- **Figure record extracts**:
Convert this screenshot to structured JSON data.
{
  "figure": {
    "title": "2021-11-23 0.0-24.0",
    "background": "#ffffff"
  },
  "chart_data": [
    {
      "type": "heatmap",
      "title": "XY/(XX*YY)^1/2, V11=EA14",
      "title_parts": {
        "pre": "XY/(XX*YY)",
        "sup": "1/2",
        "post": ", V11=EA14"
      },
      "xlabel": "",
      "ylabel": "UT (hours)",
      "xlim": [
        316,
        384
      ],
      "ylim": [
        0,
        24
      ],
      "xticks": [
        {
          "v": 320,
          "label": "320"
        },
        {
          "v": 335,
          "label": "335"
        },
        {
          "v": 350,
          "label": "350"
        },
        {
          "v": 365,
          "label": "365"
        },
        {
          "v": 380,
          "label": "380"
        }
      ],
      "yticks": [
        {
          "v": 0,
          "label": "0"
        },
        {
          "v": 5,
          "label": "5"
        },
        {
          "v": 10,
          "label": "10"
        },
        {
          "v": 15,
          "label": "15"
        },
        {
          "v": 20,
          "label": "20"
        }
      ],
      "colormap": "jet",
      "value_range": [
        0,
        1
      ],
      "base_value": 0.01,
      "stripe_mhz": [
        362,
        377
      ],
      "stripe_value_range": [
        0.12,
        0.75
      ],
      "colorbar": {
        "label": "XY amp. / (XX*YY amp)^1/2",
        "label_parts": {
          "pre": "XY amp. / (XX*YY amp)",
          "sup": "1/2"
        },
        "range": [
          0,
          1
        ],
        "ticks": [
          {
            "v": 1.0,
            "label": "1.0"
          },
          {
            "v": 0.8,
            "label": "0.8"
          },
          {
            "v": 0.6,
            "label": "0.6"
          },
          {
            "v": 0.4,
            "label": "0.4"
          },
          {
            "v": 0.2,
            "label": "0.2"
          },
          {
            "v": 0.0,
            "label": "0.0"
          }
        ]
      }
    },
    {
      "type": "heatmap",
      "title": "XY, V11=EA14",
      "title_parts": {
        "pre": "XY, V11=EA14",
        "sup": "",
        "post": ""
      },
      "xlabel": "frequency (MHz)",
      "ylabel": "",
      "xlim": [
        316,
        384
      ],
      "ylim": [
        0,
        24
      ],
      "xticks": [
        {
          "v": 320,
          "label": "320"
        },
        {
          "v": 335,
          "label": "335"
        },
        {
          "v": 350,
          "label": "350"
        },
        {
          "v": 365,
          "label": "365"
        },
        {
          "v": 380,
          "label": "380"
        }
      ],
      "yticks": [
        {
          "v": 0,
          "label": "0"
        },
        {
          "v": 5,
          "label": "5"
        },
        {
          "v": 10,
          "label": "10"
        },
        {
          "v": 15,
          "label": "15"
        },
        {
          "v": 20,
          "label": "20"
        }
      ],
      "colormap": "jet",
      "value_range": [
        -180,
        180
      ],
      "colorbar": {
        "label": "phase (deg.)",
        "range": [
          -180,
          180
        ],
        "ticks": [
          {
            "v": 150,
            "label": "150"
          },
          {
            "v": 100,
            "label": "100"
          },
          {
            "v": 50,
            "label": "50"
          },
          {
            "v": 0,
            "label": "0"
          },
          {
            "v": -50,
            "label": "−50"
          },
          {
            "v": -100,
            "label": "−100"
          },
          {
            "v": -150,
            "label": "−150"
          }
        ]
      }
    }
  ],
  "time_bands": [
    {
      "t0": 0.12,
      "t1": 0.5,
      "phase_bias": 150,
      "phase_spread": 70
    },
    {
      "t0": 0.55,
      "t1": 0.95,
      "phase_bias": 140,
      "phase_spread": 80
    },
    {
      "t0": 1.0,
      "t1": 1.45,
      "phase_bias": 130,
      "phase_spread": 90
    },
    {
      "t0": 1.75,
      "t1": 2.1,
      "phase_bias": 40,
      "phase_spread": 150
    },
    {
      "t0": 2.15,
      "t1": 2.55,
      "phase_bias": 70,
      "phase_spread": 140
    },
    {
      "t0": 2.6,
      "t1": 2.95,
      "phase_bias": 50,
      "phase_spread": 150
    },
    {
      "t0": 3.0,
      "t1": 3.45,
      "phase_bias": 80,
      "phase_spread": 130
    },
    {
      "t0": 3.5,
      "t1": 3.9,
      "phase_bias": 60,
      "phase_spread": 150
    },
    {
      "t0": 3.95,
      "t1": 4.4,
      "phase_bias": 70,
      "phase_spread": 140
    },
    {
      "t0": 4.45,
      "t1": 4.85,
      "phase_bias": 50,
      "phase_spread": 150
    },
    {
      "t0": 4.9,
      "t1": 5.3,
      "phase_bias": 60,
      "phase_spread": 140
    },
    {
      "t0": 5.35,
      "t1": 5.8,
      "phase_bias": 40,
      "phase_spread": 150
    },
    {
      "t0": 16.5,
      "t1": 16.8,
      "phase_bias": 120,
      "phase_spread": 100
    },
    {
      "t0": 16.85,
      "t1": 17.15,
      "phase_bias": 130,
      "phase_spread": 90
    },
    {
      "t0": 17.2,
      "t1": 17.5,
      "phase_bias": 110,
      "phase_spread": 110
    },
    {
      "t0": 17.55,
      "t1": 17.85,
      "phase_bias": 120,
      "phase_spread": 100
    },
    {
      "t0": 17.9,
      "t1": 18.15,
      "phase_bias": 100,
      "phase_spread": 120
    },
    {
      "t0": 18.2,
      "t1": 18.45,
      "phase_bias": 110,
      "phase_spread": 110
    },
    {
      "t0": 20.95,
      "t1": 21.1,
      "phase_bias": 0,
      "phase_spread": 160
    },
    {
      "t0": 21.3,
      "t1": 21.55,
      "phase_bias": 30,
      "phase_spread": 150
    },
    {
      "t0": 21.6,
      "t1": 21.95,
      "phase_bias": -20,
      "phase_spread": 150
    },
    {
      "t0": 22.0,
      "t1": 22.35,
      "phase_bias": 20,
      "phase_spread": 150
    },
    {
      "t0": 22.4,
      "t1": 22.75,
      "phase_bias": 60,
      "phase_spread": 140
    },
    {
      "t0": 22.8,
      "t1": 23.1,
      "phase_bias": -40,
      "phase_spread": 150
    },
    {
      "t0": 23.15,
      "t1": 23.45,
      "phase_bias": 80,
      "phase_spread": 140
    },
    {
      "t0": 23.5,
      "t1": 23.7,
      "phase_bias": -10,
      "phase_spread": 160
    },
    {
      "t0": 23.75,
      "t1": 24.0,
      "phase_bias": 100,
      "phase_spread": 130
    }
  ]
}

- **Task directions**: Print the records above exactly as they appear.

- **Solution for this exercise**:
Convert this screenshot to structured JSON data.
{
  "figure": {
    "title": "2021-11-23 0.0-24.0",
    "background": "#ffffff"
  },
  "chart_data": [
    {
      "type": "heatmap",
      "title": "XY/(XX*YY)^1/2, V11=EA14",
      "title_parts": {
        "pre": "XY/(XX*YY)",
        "sup": "1/2",
        "post": ", V11=EA14"
      },
      "xlabel": "",
      "ylabel": "UT (hours)",
      "xlim": [
        316,
        384
      ],
      "ylim": [
        0,
        24
      ],
      "xticks": [
        {
          "v": 320,
          "label": "320"
        },
        {
          "v": 335,
          "label": "335"
        },
        {
          "v": 350,
          "label": "350"
        },
        {
          "v": 365,
          "label": "365"
        },
        {
          "v": 380,
          "label": "380"
        }
      ],
      "yticks": [
        {
          "v": 0,
          "label": "0"
        },
        {
          "v": 5,
          "label": "5"
        },
        {
          "v": 10,
          "label": "10"
        },
        {
          "v": 15,
          "label": "15"
        },
        {
          "v": 20,
          "label": "20"
        }
      ],
      "colormap": "jet",
      "value_range": [
        0,
        1
      ],
      "base_value": 0.01,
      "stripe_mhz": [
        362,
        377
      ],
      "stripe_value_range": [
        0.12,
        0.75
      ],
      "colorbar": {
        "label": "XY amp. / (XX*YY amp)^1/2",
        "label_parts": {
          "pre": "XY amp. / (XX*YY amp)",
          "sup": "1/2"
        },
        "range": [
          0,
          1
        ],
        "ticks": [
          {
            "v": 1.0,
            "label": "1.0"
          },
          {
            "v": 0.8,
            "label": "0.8"
          },
          {
            "v": 0.6,
            "label": "0.6"
          },
          {
            "v": 0.4,
            "label": "0.4"
          },
          {
            "v": 0.2,
            "label": "0.2"
          },
          {
            "v": 0.0,
            "label": "0.0"
          }
        ]
      }
    },
    {
      "type": "heatmap",
      "title": "XY, V11=EA14",
      "title_parts": {
        "pre": "XY, V11=EA14",
        "sup": "",
        "post": ""
      },
      "xlabel": "frequency (MHz)",
      "ylabel": "",
      "xlim": [
        316,
        384
      ],
      "ylim": [
        0,
        24
      ],
      "xticks": [
        {
          "v": 320,
          "label": "320"
        },
        {
          "v": 335,
          "label": "335"
        },
        {
          "v": 350,
          "label": "350"
        },
        {
          "v": 365,
          "label": "365"
        },
        {
          "v": 380,
          "label": "380"
        }
      ],
      "yticks": [
        {
          "v": 0,
          "label": "0"
        },
        {
          "v": 5,
          "label": "5"
        },
        {
          "v": 10,
          "label": "10"
        },
        {
          "v": 15,
          "label": "15"
        },
        {
          "v": 20,
          "label": "20"
        }
      ],
      "colormap": "jet",
      "value_range": [
        -180,
        180
      ],
      "colorbar": {
        "label": "phase (deg.)",
        "range": [
          -180,
          180
        ],
        "ticks": [
          {
            "v": 150,
            "label": "150"
          },
          {
            "v": 100,
            "label": "100"
          },
          {
            "v": 50,
            "label": "50"
          },
          {
            "v": 0,
            "label": "0"
          },
          {
            "v": -50,
            "label": "−50"
          },
          {
            "v": -100,
            "label": "−100"
          },
          {
            "v": -150,
            "label": "−150"
          }
        ]
      }
    }
  ],
  "time_bands": [
    {
      "t0": 0.12,
      "t1": 0.5,
      "phase_bias": 150,
      "phase_spread": 70
    },
    {
      "t0": 0.55,
      "t1": 0.95,
      "phase_bias": 140,
      "phase_spread": 80
    },
    {
      "t0": 1.0,
      "t1": 1.45,
      "phase_bias": 130,
      "phase_spread": 90
    },
    {
      "t0": 1.75,
      "t1": 2.1,
      "phase_bias": 40,
      "phase_spread": 150
    },
    {
      "t0": 2.15,
      "t1": 2.55,
      "phase_bias": 70,
      "phase_spread": 140
    },
    {
      "t0": 2.6,
      "t1": 2.95,
      "phase_bias": 50,
      "phase_spread": 150
    },
    {
      "t0": 3.0,
      "t1": 3.45,
      "phase_bias": 80,
      "phase_spread": 130
    },
    {
      "t0": 3.5,
      "t1": 3.9,
      "phase_bias": 60,
      "phase_spread": 150
    },
    {
      "t0": 3.95,
      "t1": 4.4,
      "phase_bias": 70,
      "phase_spread": 140
    },
    {
      "t0": 4.45,
      "t1": 4.85,
      "phase_bias": 50,
      "phase_spread": 150
    },
    {
      "t0": 4.9,
      "t1": 5.3,
      "phase_bias": 60,
      "phase_spread": 140
    },
    {
      "t0": 5.35,
      "t1": 5.8,
      "phase_bias": 40,
      "phase_spread": 150
    },
    {
      "t0": 16.5,
      "t1": 16.8,
      "phase_bias": 120,
      "phase_spread": 100
    },
    {
      "t0": 16.85,
      "t1": 17.15,
      "phase_bias": 130,
      "phase_spread": 90
    },
    {
      "t0": 17.2,
      "t1": 17.5,
      "phase_bias": 110,
      "phase_spread": 110
    },
    {
      "t0": 17.55,
      "t1": 17.85,
      "phase_bias": 120,
      "phase_spread": 100
    },
    {
      "t0": 17.9,
      "t1": 18.15,
      "phase_bias": 100,
      "phase_spread": 120
    },
    {
      "t0": 18.2,
      "t1": 18.45,
      "phase_bias": 110,
      "phase_spread": 110
    },
    {
      "t0": 20.95,
      "t1": 21.1,
      "phase_bias": 0,
      "phase_spread": 160
    },
    {
      "t0": 21.3,
      "t1": 21.55,
      "phase_bias": 30,
      "phase_spread": 150
    },
    {
      "t0": 21.6,
      "t1": 21.95,
      "phase_bias": -20,
      "phase_spread": 150
    },
    {
      "t0": 22.0,
      "t1": 22.35,
      "phase_bias": 20,
      "phase_spread": 150
    },
    {
      "t0": 22.4,
      "t1": 22.75,
      "phase_bias": 60,
      "phase_spread": 140
    },
    {
      "t0": 22.8,
      "t1": 23.1,
      "phase_bias": -40,
      "phase_spread": 150
    },
    {
      "t0": 23.15,
      "t1": 23.45,
      "phase_bias": 80,
      "phase_spread": 140
    },
    {
      "t0": 23.5,
      "t1": 23.7,
      "phase_bias": -10,
      "phase_spread": 160
    },
    {
      "t0": 23.75,
      "t1": 24.0,
      "phase_bias": 100,
      "phase_spread": 130
    }
  ]
}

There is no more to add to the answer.